WHAT THE TASK ASKS
Give the data below again exactly as it stands. Omit the pictures.

# GIVEN RECORDS start

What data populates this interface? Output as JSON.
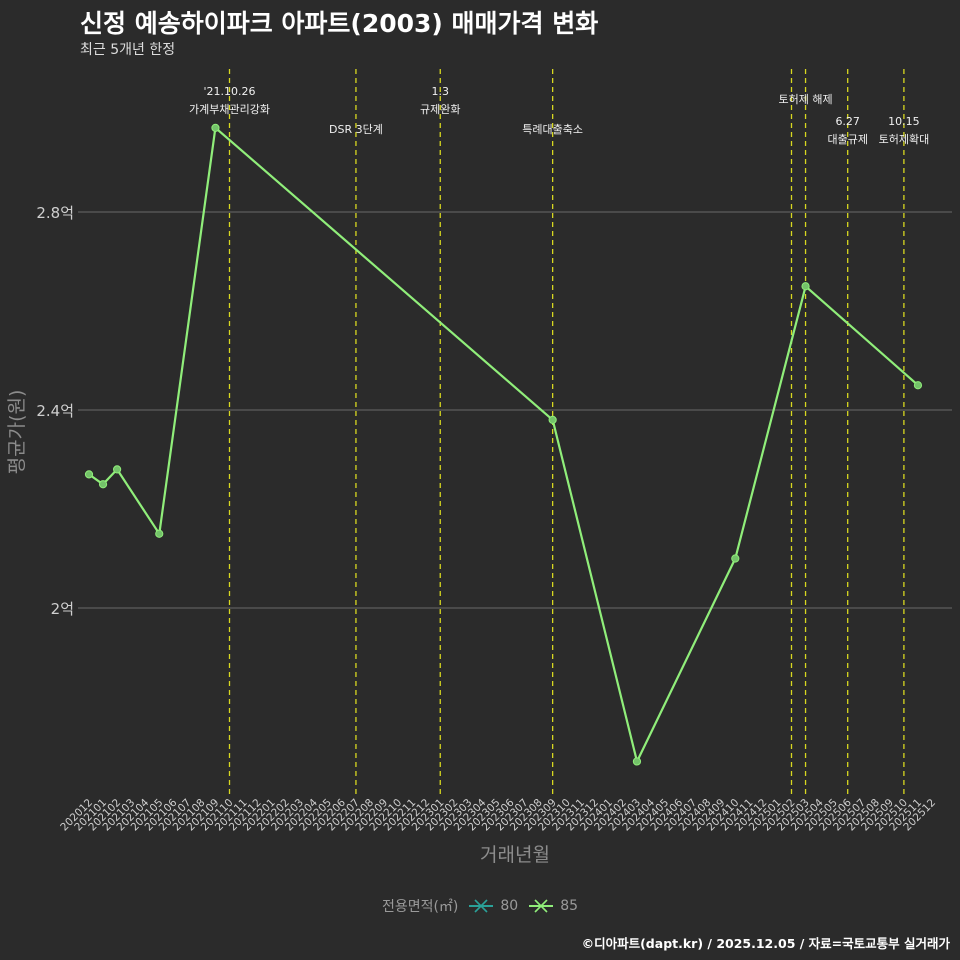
{
  "title": "신정 예송하이파크 아파트(2003) 매매가격 변화",
  "subtitle": "최근 5개년 한정",
  "caption": "©디아파트(dapt.kr) / 2025.12.05 / 자료=국토교통부 실거래가",
  "colors": {
    "background": "#2b2b2b",
    "grid": "#6a6a6a",
    "series_80": "#2aa198",
    "series_85": "#90ee7a",
    "event_line": "#d8d820",
    "tick": "#cfcfcf",
    "axis_title": "#8c8c8c"
  },
  "chart_data": {
    "type": "line",
    "title": "신정 예송하이파크 아파트(2003) 매매가격 변화",
    "subtitle": "최근 5개년 한정",
    "xlabel": "거래년월",
    "ylabel": "평균가(원)",
    "categories": [
      "202012",
      "202101",
      "202102",
      "202103",
      "202104",
      "202105",
      "202106",
      "202107",
      "202108",
      "202109",
      "202110",
      "202111",
      "202112",
      "202201",
      "202202",
      "202203",
      "202204",
      "202205",
      "202206",
      "202207",
      "202208",
      "202209",
      "202210",
      "202211",
      "202212",
      "202301",
      "202302",
      "202303",
      "202304",
      "202305",
      "202306",
      "202307",
      "202308",
      "202309",
      "202310",
      "202311",
      "202312",
      "202401",
      "202402",
      "202403",
      "202404",
      "202405",
      "202406",
      "202407",
      "202408",
      "202409",
      "202410",
      "202411",
      "202412",
      "202501",
      "202502",
      "202503",
      "202504",
      "202505",
      "202506",
      "202507",
      "202508",
      "202509",
      "202510",
      "202511",
      "202512"
    ],
    "yticks": [
      {
        "value": 2.0,
        "label": "2억"
      },
      {
        "value": 2.4,
        "label": "2.4억"
      },
      {
        "value": 2.8,
        "label": "2.8억"
      }
    ],
    "ylim": [
      1.64,
      3.04
    ],
    "unit": "억",
    "legend": {
      "title": "전용면적(㎡)",
      "position": "bottom",
      "entries": [
        "80",
        "85"
      ]
    },
    "series": [
      {
        "name": "80",
        "points": []
      },
      {
        "name": "85",
        "points": [
          {
            "x": "202012",
            "y": 2.27
          },
          {
            "x": "202101",
            "y": 2.25
          },
          {
            "x": "202102",
            "y": 2.28
          },
          {
            "x": "202105",
            "y": 2.15
          },
          {
            "x": "202109",
            "y": 2.97
          },
          {
            "x": "202309",
            "y": 2.38
          },
          {
            "x": "202403",
            "y": 1.69
          },
          {
            "x": "202410",
            "y": 2.1
          },
          {
            "x": "202503",
            "y": 2.65
          },
          {
            "x": "202511",
            "y": 2.45
          }
        ]
      }
    ],
    "events": [
      {
        "x": "202110",
        "lines": [
          "'21.10.26",
          "가계부채관리강화"
        ],
        "row": 0
      },
      {
        "x": "202207",
        "lines": [
          "DSR 3단계"
        ],
        "row": 2
      },
      {
        "x": "202301",
        "lines": [
          "1.3",
          "규제완화"
        ],
        "row": 0
      },
      {
        "x": "202309",
        "lines": [
          "특례대출축소"
        ],
        "row": 2
      },
      {
        "x": "202502",
        "lines": [],
        "row": 0
      },
      {
        "x": "202503",
        "lines": [
          "토허제 해제"
        ],
        "row": 1
      },
      {
        "x": "202506",
        "lines": [
          "6.27",
          "대출규제"
        ],
        "row": 3
      },
      {
        "x": "202510",
        "lines": [
          "10.15",
          "토허제확대"
        ],
        "row": 3
      }
    ]
  }
}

# GIVEN RECORDS end

WRITTEN RESPONSE
What data populates this interface? Output as JSON.
{
  "title": "신정 예송하이파크 아파트(2003) 매매가격 변화",
  "subtitle": "최근 5개년 한정",
  "caption": "©디아파트(dapt.kr) / 2025.12.05 / 자료=국토교통부 실거래가",
  "colors": {
    "background": "#2b2b2b",
    "grid": "#6a6a6a",
    "series_80": "#2aa198",
    "series_85": "#90ee7a",
    "event_line": "#d8d820",
    "tick": "#cfcfcf",
    "axis_title": "#8c8c8c"
  },
  "chart_data": {
    "type": "line",
    "title": "신정 예송하이파크 아파트(2003) 매매가격 변화",
    "subtitle": "최근 5개년 한정",
    "xlabel": "거래년월",
    "ylabel": "평균가(원)",
    "categories": [
      "202012",
      "202101",
      "202102",
      "202103",
      "202104",
      "202105",
      "202106",
      "202107",
      "202108",
      "202109",
      "202110",
      "202111",
      "202112",
      "202201",
      "202202",
      "202203",
      "202204",
      "202205",
      "202206",
      "202207",
      "202208",
      "202209",
      "202210",
      "202211",
      "202212",
      "202301",
      "202302",
      "202303",
      "202304",
      "202305",
      "202306",
      "202307",
      "202308",
      "202309",
      "202310",
      "202311",
      "202312",
      "202401",
      "202402",
      "202403",
      "202404",
      "202405",
      "202406",
      "202407",
      "202408",
      "202409",
      "202410",
      "202411",
      "202412",
      "202501",
      "202502",
      "202503",
      "202504",
      "202505",
      "202506",
      "202507",
      "202508",
      "202509",
      "202510",
      "202511",
      "202512"
    ],
    "yticks": [
      {
        "value": 2.0,
        "label": "2억"
      },
      {
        "value": 2.4,
        "label": "2.4억"
      },
      {
        "value": 2.8,
        "label": "2.8억"
      }
    ],
    "ylim": [
      1.64,
      3.04
    ],
    "unit": "억",
    "legend": {
      "title": "전용면적(㎡)",
      "position": "bottom",
      "entries": [
        "80",
        "85"
      ]
    },
    "series": [
      {
        "name": "80",
        "points": []
      },
      {
        "name": "85",
        "points": [
          {
            "x": "202012",
            "y": 2.27
          },
          {
            "x": "202101",
            "y": 2.25
          },
          {
            "x": "202102",
            "y": 2.28
          },
          {
            "x": "202105",
            "y": 2.15
          },
          {
            "x": "202109",
            "y": 2.97
          },
          {
            "x": "202309",
            "y": 2.38
          },
          {
            "x": "202403",
            "y": 1.69
          },
          {
            "x": "202410",
            "y": 2.1
          },
          {
            "x": "202503",
            "y": 2.65
          },
          {
            "x": "202511",
            "y": 2.45
          }
        ]
      }
    ],
    "events": [
      {
        "x": "202110",
        "lines": [
          "'21.10.26",
          "가계부채관리강화"
        ],
        "row": 0
      },
      {
        "x": "202207",
        "lines": [
          "DSR 3단계"
        ],
        "row": 2
      },
      {
        "x": "202301",
        "lines": [
          "1.3",
          "규제완화"
        ],
        "row": 0
      },
      {
        "x": "202309",
        "lines": [
          "특례대출축소"
        ],
        "row": 2
      },
      {
        "x": "202502",
        "lines": [],
        "row": 0
      },
      {
        "x": "202503",
        "lines": [
          "토허제 해제"
        ],
        "row": 1
      },
      {
        "x": "202506",
        "lines": [
          "6.27",
          "대출규제"
        ],
        "row": 3
      },
      {
        "x": "202510",
        "lines": [
          "10.15",
          "토허제확대"
        ],
        "row": 3
      }
    ]
  }
}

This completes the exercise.